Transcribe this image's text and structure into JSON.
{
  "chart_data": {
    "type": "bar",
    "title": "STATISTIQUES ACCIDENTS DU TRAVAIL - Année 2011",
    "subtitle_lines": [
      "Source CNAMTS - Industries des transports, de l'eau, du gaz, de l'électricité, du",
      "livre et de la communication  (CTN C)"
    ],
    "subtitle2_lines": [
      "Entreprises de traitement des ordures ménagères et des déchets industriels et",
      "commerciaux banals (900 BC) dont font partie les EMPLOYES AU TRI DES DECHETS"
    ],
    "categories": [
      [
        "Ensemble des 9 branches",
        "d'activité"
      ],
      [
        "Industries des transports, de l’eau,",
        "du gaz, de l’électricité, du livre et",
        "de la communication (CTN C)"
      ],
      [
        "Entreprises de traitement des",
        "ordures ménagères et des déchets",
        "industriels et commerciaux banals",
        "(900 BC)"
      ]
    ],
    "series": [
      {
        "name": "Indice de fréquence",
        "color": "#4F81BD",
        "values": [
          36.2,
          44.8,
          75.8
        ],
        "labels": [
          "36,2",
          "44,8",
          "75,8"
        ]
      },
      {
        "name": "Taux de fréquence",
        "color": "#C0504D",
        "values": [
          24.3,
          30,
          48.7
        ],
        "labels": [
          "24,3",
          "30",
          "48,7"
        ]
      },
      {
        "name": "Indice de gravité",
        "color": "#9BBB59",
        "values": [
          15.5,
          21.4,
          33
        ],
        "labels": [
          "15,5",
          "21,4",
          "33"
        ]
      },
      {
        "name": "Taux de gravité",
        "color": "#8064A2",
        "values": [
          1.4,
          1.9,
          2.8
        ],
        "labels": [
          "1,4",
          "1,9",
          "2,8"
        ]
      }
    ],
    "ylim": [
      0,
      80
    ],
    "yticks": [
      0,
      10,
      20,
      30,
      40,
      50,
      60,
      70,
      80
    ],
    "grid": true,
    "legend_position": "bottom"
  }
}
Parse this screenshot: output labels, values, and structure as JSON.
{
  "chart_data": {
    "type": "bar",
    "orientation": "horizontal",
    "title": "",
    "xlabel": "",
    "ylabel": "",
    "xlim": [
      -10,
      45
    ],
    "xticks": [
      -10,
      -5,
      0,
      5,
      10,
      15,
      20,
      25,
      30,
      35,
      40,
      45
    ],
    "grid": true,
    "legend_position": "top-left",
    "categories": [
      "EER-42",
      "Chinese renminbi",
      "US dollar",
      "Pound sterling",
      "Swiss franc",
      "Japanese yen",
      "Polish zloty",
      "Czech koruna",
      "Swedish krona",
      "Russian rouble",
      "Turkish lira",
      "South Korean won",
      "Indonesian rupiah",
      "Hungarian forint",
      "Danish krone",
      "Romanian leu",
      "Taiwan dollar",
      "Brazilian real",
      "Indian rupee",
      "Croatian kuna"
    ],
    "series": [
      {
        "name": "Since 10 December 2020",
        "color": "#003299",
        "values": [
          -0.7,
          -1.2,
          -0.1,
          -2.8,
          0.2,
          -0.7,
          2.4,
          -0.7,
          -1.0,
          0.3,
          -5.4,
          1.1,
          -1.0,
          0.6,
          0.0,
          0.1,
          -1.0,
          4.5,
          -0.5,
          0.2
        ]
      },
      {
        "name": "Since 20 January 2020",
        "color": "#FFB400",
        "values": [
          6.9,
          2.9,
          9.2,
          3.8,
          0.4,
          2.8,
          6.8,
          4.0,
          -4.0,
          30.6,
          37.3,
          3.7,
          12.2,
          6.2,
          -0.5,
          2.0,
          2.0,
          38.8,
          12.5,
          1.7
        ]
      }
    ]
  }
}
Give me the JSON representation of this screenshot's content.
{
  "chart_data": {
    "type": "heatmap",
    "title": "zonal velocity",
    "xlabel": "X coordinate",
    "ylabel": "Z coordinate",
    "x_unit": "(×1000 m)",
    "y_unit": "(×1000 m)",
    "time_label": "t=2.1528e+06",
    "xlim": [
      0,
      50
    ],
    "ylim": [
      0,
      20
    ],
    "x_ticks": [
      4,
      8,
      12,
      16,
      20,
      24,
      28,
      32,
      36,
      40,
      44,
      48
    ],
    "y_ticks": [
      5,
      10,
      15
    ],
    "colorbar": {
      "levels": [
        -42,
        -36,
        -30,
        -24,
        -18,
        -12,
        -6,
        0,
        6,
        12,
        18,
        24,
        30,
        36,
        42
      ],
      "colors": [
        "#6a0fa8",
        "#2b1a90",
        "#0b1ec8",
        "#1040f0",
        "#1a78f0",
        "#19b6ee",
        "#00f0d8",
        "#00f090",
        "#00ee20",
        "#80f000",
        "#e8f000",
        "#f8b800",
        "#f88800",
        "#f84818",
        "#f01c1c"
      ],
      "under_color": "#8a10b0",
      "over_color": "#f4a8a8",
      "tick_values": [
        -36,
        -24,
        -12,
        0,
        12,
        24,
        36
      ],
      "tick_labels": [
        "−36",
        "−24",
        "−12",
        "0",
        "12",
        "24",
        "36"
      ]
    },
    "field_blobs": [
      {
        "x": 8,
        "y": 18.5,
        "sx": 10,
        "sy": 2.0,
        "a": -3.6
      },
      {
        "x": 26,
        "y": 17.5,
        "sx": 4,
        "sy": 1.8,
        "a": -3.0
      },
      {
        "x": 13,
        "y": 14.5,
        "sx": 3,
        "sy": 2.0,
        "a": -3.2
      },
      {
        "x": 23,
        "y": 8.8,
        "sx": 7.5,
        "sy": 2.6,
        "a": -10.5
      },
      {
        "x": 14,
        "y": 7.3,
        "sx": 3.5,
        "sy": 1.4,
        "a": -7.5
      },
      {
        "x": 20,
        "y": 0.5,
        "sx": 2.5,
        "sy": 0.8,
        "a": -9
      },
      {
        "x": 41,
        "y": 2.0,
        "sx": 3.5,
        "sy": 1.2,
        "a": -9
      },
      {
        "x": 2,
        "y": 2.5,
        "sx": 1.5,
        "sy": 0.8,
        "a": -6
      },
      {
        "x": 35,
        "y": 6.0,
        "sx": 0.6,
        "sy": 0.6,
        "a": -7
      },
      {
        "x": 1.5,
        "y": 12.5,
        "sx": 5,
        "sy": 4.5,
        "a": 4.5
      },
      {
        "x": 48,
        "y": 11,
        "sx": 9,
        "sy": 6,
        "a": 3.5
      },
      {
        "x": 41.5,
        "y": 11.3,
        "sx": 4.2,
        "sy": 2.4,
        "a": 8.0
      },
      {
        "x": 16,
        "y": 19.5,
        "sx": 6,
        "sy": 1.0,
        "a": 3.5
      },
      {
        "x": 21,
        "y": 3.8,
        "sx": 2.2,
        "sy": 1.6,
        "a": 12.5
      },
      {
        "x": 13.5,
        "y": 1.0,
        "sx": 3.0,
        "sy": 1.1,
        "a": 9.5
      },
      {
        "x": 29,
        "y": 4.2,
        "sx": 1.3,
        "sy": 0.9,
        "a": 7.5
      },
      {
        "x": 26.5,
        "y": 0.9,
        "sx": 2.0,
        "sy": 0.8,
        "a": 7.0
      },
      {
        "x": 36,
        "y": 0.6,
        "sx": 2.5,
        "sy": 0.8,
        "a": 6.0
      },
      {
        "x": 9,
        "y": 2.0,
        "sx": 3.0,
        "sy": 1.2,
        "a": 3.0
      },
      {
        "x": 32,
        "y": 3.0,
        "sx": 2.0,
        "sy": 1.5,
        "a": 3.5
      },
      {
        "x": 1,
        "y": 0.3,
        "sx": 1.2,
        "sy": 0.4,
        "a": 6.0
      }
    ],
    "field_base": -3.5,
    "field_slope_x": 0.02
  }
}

____

* Given problem: Reply with one number only, the count of lines above that hold the string "transports".

* Exercise response: 2